(Dataset listings of figures)
_ _ _ _

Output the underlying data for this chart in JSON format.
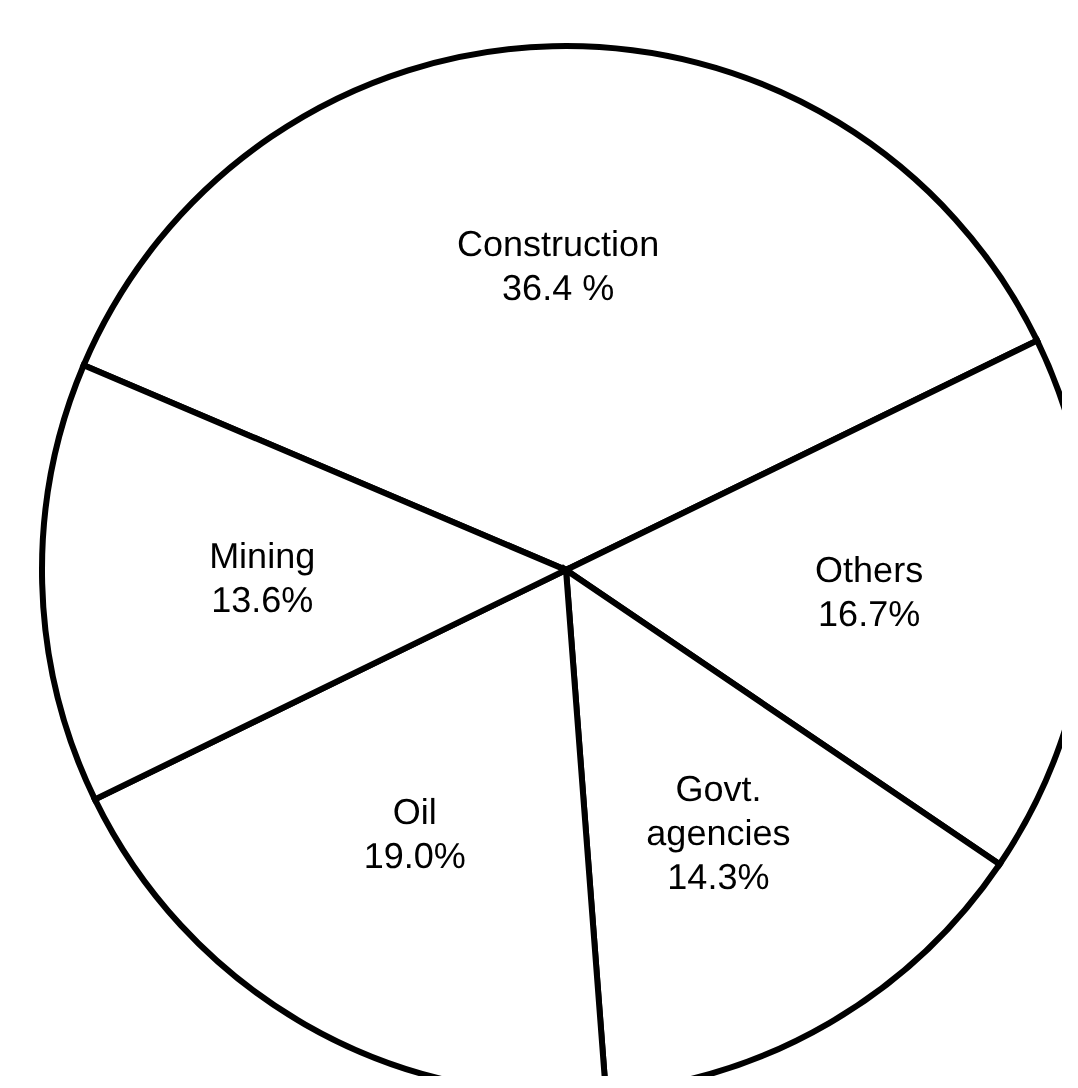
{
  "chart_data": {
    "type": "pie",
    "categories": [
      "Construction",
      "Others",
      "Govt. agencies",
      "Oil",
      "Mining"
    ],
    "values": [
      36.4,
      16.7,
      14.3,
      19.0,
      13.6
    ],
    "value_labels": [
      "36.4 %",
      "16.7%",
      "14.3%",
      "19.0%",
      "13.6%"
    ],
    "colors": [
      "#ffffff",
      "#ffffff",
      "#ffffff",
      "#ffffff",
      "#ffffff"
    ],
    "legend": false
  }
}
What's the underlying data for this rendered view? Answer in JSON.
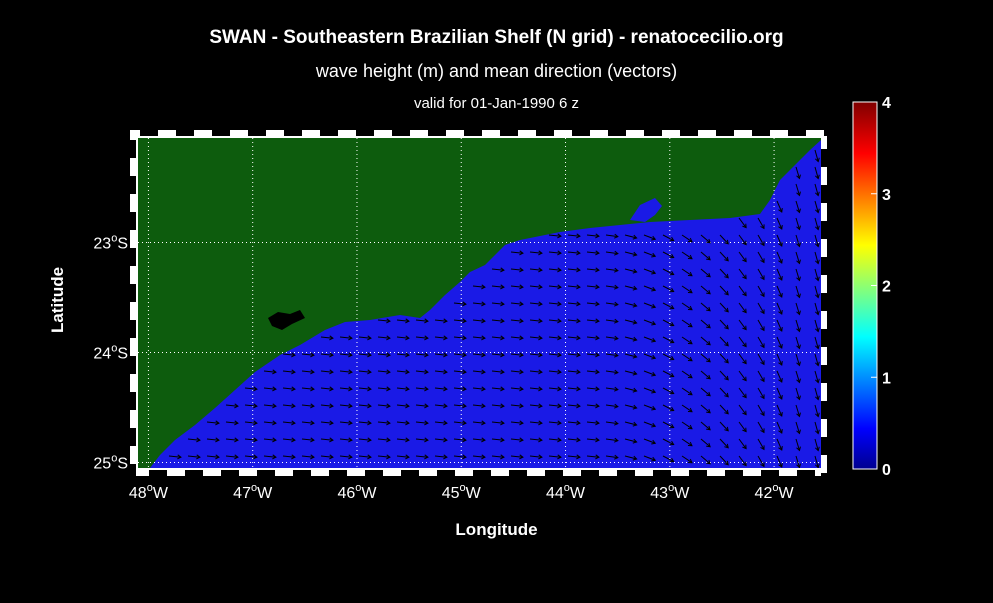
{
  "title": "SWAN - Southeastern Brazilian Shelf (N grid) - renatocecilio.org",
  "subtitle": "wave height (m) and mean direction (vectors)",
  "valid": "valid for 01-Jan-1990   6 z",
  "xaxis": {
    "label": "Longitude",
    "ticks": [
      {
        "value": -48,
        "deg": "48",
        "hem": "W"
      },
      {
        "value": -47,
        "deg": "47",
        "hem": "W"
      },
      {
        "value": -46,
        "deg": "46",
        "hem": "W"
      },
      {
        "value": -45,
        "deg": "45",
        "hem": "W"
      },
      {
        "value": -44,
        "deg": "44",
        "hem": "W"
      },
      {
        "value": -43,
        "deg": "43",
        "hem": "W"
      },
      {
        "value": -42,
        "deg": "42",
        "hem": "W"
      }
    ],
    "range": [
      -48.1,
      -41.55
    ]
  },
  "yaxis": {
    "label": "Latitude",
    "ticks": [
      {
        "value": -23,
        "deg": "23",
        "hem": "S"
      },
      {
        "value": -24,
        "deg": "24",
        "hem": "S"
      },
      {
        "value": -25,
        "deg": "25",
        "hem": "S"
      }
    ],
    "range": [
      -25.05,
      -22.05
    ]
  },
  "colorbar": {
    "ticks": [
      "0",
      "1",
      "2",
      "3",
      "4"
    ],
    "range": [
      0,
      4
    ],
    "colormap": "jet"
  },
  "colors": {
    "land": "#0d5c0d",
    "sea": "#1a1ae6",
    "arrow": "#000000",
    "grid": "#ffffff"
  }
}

_ _ _ _

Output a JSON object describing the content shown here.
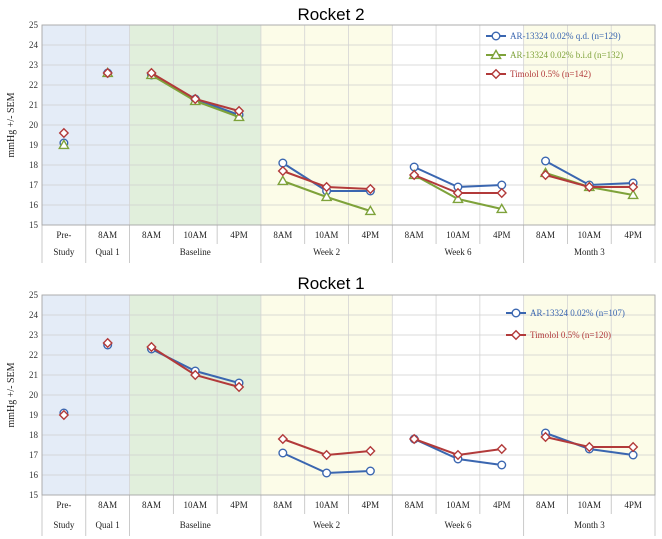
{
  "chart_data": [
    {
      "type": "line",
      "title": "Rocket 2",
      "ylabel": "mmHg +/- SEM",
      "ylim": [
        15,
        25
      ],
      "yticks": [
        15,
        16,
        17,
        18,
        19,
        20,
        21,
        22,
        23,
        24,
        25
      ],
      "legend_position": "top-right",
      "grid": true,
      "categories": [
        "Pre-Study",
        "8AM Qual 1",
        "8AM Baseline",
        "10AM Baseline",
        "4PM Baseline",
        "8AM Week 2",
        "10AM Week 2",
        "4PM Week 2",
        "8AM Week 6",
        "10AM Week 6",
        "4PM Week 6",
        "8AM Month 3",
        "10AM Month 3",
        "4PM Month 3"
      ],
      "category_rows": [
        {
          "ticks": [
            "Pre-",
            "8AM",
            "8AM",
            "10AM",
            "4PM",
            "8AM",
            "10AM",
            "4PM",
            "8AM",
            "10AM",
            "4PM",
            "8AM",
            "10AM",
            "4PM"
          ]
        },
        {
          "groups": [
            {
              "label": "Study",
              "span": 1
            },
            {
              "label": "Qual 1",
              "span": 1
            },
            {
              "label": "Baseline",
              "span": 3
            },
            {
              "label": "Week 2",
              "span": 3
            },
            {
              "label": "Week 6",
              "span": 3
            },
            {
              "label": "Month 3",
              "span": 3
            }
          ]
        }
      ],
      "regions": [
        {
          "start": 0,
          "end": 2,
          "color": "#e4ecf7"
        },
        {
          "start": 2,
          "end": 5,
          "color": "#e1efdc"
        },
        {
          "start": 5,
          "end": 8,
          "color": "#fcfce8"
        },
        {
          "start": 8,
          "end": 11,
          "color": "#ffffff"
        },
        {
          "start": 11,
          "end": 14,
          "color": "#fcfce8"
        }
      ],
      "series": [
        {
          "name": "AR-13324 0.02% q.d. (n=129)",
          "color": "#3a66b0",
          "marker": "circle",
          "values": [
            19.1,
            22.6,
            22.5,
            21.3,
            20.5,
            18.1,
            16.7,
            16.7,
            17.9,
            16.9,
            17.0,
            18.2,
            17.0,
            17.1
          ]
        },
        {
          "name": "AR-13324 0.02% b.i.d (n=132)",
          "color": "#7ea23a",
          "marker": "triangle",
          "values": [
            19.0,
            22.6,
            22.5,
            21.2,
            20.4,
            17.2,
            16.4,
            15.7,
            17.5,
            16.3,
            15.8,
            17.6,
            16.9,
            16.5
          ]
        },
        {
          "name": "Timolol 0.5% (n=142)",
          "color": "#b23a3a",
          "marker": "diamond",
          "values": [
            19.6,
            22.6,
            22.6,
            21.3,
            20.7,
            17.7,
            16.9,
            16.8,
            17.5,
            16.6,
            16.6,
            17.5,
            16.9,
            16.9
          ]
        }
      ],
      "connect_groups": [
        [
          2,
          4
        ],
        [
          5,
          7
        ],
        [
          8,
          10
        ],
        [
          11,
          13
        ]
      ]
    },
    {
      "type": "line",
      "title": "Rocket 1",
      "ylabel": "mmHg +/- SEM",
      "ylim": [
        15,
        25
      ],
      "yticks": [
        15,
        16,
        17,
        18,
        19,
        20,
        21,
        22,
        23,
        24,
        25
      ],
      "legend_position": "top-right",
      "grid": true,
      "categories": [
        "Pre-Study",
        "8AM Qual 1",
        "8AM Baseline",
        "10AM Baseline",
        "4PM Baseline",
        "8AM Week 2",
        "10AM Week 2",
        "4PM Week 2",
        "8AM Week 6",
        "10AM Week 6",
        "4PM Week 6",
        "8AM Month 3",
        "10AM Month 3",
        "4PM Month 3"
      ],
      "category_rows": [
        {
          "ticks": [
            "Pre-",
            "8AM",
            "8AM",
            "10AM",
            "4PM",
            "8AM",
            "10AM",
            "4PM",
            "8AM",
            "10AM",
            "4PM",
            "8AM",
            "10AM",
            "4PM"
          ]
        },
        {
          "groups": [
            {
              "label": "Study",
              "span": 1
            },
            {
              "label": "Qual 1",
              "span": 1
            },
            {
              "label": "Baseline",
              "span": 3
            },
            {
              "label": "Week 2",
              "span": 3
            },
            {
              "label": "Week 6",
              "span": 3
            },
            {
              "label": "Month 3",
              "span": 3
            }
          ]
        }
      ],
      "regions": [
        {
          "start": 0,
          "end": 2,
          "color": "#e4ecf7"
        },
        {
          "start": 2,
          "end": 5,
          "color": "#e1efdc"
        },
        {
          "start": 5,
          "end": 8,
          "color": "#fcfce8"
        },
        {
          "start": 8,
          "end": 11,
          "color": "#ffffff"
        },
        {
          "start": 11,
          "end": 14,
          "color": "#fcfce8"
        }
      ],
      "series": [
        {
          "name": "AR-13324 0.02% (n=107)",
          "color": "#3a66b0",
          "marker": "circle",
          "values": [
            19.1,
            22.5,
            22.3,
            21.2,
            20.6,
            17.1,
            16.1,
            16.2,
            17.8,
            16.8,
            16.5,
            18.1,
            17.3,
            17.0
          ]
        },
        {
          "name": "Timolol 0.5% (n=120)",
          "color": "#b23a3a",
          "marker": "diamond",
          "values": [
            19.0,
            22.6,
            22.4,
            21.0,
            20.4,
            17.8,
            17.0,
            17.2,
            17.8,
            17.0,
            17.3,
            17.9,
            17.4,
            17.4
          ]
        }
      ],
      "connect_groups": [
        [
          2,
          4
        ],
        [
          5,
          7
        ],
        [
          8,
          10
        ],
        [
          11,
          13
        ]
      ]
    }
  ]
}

_ _ _ _

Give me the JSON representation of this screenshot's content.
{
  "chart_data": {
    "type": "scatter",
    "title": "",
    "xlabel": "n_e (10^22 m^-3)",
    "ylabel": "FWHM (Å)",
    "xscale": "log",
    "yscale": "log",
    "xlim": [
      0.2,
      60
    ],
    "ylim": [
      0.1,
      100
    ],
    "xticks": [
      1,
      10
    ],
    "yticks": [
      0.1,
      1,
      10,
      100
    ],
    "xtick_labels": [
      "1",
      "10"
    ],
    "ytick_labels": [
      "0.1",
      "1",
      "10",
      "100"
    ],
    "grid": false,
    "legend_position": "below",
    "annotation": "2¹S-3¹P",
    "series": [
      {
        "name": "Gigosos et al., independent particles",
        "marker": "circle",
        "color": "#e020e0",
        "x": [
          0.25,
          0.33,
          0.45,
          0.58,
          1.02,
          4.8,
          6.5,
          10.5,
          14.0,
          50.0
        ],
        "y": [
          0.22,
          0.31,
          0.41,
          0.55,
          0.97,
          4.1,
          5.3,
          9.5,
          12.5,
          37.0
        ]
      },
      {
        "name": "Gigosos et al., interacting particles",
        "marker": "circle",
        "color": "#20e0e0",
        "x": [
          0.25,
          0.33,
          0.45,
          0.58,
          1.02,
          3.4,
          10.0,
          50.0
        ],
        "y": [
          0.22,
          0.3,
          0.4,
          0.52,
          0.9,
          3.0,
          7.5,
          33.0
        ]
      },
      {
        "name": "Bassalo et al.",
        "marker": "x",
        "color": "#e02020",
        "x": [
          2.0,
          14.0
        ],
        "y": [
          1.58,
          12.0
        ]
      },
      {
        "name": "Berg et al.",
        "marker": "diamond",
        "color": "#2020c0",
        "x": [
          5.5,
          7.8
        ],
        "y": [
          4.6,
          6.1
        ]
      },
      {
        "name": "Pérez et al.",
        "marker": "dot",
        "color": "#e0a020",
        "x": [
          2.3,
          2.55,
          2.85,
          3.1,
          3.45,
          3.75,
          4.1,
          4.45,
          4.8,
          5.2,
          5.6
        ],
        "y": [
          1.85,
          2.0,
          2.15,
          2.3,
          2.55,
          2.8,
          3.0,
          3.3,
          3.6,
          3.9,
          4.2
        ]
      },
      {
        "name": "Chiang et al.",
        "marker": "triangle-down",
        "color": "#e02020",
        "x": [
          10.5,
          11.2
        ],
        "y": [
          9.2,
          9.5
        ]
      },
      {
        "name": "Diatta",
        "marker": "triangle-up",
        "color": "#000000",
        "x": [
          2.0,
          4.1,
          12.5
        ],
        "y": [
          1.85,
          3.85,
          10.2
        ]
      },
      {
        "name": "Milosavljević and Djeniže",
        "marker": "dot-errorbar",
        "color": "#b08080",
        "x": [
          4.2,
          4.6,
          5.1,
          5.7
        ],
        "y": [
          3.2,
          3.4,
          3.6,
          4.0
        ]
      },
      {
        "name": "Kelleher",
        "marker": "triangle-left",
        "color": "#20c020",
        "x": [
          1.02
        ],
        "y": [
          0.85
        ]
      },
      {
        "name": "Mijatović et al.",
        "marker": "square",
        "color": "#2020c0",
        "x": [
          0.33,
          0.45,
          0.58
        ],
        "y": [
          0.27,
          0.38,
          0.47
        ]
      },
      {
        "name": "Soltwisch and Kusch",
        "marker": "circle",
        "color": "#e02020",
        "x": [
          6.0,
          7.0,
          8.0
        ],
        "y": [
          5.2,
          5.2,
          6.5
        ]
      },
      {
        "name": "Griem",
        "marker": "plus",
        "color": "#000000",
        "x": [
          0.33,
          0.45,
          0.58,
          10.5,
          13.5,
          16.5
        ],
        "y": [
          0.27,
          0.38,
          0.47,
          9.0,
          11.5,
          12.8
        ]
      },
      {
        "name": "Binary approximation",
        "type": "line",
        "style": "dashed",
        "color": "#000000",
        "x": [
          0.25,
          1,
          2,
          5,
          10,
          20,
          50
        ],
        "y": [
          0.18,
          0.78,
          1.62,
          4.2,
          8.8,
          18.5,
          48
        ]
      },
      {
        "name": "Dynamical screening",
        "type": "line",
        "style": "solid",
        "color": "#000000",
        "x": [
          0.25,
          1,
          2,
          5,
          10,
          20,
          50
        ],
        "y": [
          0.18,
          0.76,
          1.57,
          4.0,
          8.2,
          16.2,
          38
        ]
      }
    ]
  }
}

_ _ _ _

• Task requirements
Pull out all lines containing the word "Output" from the entries above.

• Written solution
Output the underlying data for this chart in JSON format.
Output a JSON object describing the content shown here.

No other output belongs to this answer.